Written exercise | Below are some records; work out how many of their lines contain "Žerotice" and give the number only.

[Entries from a dataset]
════════════════

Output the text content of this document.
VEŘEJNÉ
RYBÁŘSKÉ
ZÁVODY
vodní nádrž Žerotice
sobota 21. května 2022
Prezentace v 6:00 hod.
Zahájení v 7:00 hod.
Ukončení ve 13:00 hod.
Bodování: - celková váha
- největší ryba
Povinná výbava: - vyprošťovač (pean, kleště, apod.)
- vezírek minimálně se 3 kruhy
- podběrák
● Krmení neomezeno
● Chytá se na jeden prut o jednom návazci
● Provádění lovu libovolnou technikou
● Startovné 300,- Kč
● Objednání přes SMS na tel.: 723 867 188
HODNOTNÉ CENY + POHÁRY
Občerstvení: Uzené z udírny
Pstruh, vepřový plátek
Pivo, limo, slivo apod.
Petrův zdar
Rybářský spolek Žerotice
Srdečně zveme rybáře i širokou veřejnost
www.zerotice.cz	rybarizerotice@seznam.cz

════════════════

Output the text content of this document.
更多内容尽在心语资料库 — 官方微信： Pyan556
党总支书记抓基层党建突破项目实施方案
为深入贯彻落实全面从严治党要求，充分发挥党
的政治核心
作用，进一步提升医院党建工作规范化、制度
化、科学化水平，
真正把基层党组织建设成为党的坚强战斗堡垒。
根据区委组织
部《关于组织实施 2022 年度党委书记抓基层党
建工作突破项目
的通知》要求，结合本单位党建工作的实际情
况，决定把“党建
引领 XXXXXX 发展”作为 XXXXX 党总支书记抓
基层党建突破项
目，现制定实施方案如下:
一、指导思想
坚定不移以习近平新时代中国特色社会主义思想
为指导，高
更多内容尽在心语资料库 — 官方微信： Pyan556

════════════════

Output for this exercise | 2